(Stored entries)
________________________

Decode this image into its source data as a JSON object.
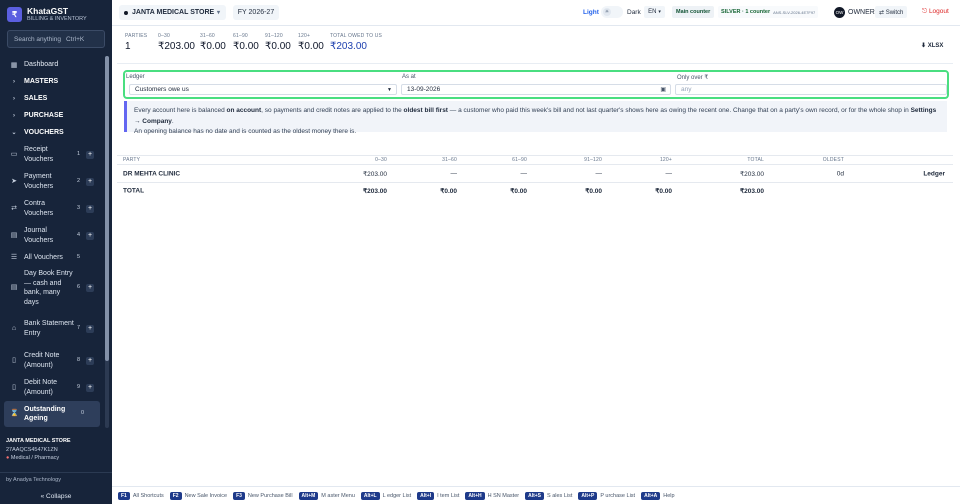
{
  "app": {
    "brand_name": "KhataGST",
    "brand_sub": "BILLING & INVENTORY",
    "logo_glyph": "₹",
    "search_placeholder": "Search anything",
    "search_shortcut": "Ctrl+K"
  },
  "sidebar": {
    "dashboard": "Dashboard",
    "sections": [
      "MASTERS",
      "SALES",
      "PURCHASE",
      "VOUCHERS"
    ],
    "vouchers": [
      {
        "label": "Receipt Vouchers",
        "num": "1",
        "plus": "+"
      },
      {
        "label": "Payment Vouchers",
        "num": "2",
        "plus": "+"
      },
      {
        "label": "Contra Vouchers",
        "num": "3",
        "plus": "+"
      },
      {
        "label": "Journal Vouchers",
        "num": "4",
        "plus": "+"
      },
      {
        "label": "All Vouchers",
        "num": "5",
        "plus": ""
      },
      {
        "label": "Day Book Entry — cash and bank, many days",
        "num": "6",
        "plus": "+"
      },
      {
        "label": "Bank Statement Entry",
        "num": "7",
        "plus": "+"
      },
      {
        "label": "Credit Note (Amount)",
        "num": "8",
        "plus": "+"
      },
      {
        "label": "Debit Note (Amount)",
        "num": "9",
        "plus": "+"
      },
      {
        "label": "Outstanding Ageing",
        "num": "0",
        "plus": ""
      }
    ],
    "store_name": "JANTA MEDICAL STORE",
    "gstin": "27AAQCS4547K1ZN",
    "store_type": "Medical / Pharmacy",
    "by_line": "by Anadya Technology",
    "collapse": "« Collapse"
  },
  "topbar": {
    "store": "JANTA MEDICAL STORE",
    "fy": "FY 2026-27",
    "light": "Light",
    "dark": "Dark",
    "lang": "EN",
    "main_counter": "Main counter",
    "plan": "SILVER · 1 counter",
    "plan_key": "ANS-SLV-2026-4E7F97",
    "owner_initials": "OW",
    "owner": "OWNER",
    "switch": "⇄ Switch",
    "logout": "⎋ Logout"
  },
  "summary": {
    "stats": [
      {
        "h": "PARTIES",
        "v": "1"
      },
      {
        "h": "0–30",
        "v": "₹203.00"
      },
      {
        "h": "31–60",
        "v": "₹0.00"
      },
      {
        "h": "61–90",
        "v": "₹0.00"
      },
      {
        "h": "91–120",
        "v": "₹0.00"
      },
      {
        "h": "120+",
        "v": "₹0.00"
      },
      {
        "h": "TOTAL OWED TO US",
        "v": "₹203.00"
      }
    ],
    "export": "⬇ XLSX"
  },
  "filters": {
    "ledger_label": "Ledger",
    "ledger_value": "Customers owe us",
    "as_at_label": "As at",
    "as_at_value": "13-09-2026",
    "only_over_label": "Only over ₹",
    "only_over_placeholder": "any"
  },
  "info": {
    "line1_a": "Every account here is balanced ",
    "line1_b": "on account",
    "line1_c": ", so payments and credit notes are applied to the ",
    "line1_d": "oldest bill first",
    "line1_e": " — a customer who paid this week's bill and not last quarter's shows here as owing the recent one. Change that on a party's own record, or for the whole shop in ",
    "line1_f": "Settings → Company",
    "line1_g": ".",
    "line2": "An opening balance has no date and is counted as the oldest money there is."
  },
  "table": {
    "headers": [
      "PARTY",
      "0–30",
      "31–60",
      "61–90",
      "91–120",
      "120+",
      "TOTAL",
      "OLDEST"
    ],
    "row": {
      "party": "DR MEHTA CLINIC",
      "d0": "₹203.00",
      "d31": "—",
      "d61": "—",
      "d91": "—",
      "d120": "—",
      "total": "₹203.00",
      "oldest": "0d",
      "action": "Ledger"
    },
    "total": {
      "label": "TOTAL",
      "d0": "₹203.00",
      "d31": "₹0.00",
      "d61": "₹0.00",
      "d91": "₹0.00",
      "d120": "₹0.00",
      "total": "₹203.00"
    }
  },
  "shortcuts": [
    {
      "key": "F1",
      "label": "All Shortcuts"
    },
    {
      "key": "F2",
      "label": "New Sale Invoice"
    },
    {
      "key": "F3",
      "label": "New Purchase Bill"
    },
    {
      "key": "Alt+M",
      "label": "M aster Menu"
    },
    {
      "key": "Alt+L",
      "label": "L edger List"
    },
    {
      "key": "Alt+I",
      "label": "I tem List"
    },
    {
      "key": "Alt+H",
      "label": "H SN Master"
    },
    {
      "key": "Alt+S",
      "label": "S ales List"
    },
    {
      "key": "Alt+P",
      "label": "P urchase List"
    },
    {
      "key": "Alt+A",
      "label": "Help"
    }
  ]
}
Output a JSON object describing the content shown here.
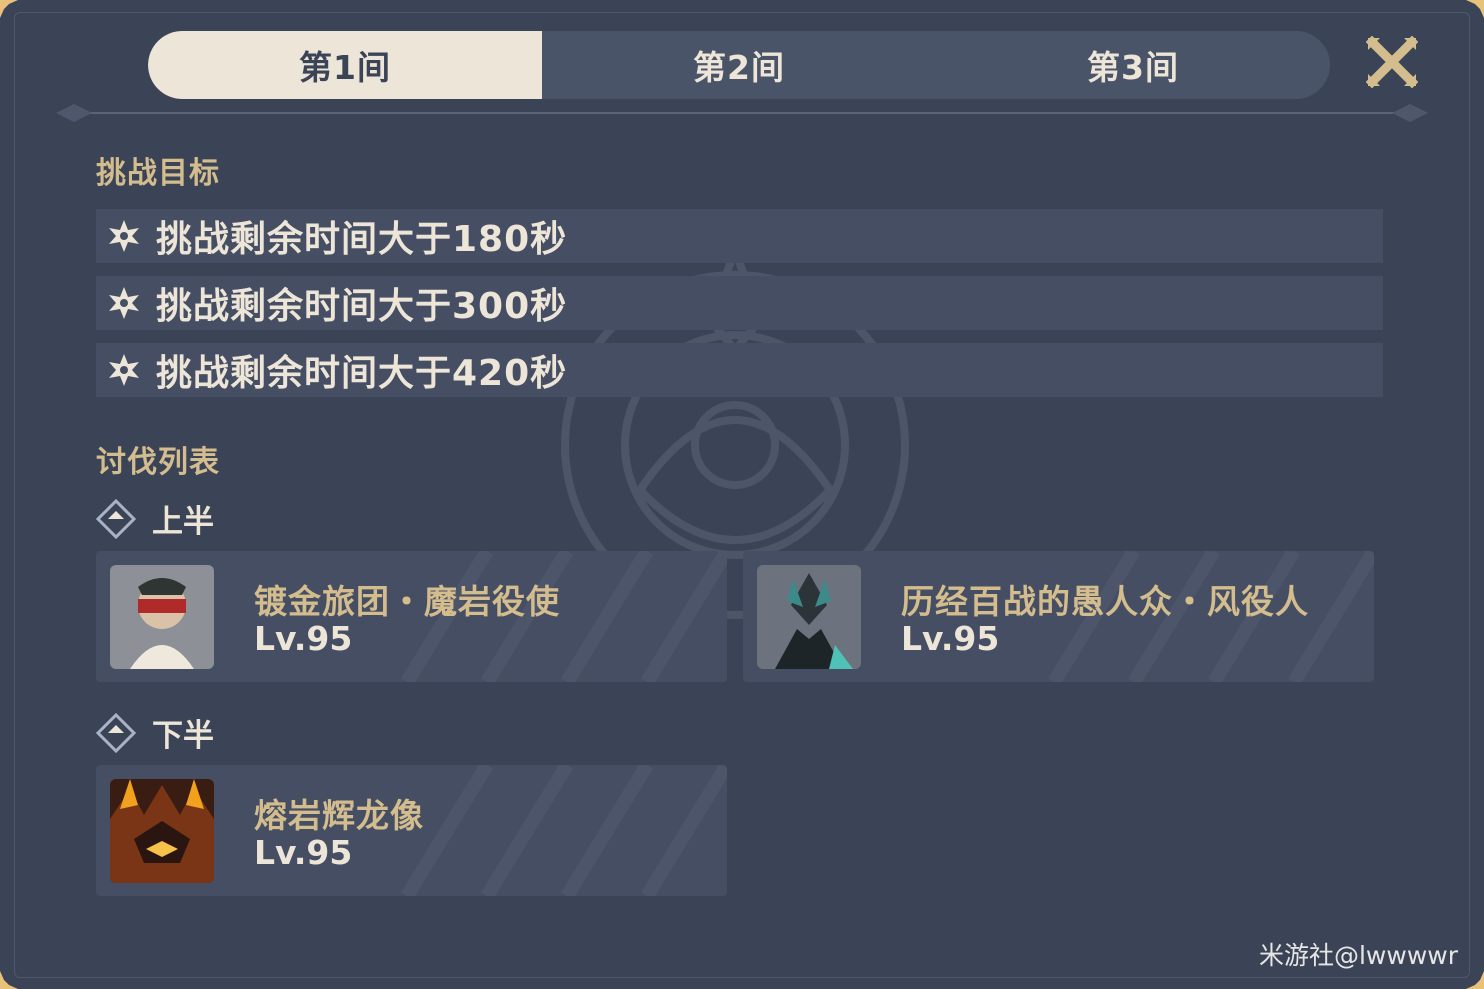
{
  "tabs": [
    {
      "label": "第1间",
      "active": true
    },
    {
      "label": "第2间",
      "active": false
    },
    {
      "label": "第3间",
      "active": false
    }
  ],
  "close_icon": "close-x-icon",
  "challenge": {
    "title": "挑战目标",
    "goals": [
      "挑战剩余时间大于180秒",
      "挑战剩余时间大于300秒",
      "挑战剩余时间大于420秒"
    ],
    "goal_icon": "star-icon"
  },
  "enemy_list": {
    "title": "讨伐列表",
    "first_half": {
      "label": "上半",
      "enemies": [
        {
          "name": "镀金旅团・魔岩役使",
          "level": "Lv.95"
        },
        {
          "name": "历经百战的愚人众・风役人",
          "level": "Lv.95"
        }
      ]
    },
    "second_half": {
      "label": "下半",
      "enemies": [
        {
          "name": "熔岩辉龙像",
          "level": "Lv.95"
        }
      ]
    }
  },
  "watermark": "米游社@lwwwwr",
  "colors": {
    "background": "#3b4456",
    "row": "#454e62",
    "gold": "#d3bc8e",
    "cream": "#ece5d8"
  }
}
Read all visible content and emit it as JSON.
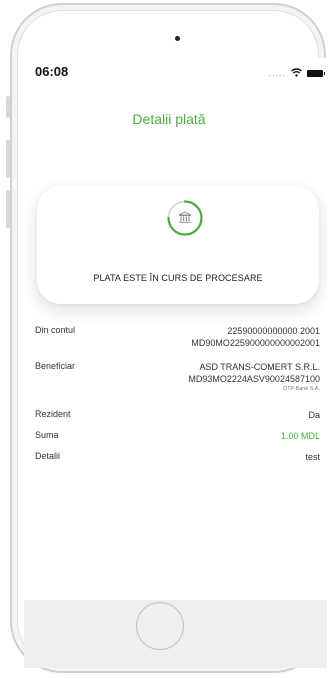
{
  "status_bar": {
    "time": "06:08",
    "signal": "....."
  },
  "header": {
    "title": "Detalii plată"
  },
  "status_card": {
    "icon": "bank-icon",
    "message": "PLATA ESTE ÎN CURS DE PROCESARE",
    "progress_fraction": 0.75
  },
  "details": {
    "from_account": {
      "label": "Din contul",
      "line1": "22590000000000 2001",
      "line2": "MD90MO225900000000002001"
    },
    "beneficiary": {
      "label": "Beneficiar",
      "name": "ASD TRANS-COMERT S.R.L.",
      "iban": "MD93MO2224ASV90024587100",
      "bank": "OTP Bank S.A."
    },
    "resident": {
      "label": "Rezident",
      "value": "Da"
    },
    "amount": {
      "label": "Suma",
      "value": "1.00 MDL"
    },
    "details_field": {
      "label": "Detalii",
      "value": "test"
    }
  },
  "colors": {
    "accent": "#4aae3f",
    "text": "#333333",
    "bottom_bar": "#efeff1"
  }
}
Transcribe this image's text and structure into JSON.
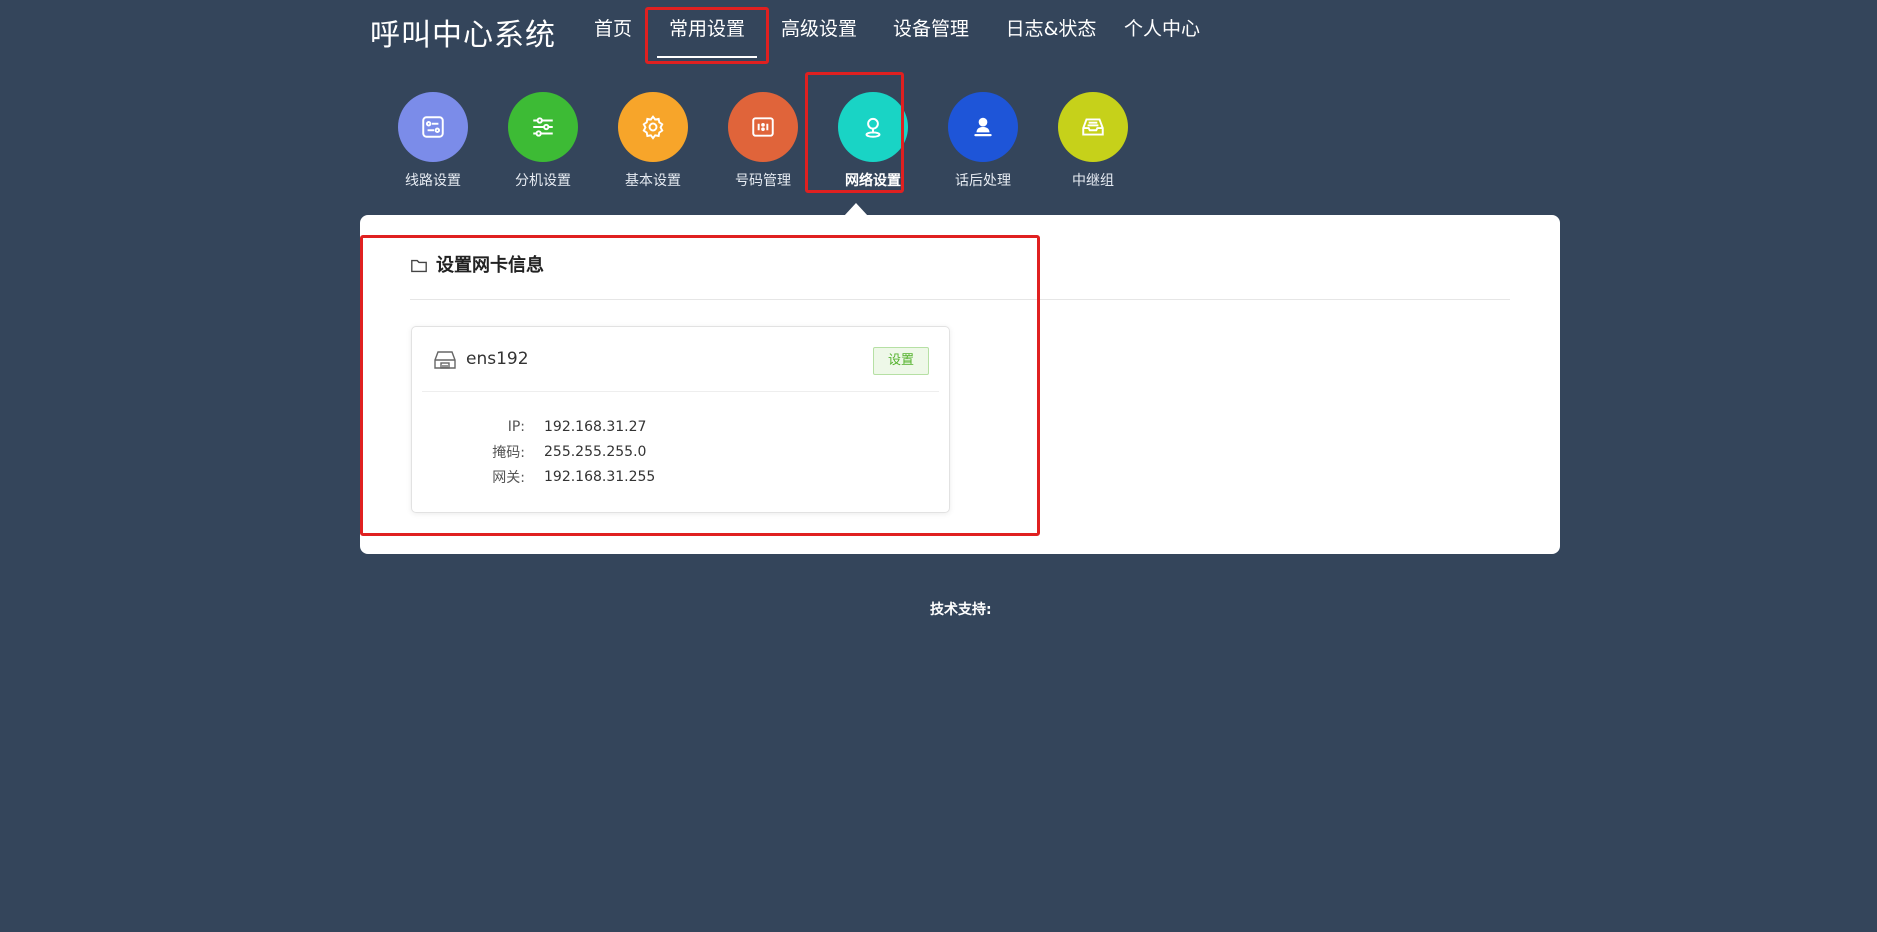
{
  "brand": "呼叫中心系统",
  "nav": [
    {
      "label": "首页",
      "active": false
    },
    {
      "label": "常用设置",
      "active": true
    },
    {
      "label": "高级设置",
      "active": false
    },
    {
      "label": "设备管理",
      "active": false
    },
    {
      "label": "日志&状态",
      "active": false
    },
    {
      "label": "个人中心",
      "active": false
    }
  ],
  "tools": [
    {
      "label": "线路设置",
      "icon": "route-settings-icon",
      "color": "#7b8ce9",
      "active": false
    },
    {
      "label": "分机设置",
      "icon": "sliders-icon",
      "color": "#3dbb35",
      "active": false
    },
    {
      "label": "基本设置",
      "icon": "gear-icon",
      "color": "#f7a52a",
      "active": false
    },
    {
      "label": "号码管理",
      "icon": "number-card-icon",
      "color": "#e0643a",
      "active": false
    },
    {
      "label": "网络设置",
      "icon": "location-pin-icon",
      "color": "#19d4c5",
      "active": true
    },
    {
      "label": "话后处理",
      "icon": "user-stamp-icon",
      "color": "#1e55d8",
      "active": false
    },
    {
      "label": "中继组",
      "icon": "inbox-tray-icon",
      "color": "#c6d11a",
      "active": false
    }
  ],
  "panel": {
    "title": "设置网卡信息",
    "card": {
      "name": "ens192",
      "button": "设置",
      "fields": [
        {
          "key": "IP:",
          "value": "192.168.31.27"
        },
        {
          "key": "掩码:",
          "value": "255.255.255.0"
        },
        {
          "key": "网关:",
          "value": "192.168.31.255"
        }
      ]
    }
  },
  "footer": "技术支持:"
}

________________________

### WHAT NEEDS TO BE DONE
Copy all the lines above that hold the string "Entry".

### WORKED SOLUTION
        "label": "Day Book Entry — cash and bank, many days",
        "label": "Bank Statement Entry",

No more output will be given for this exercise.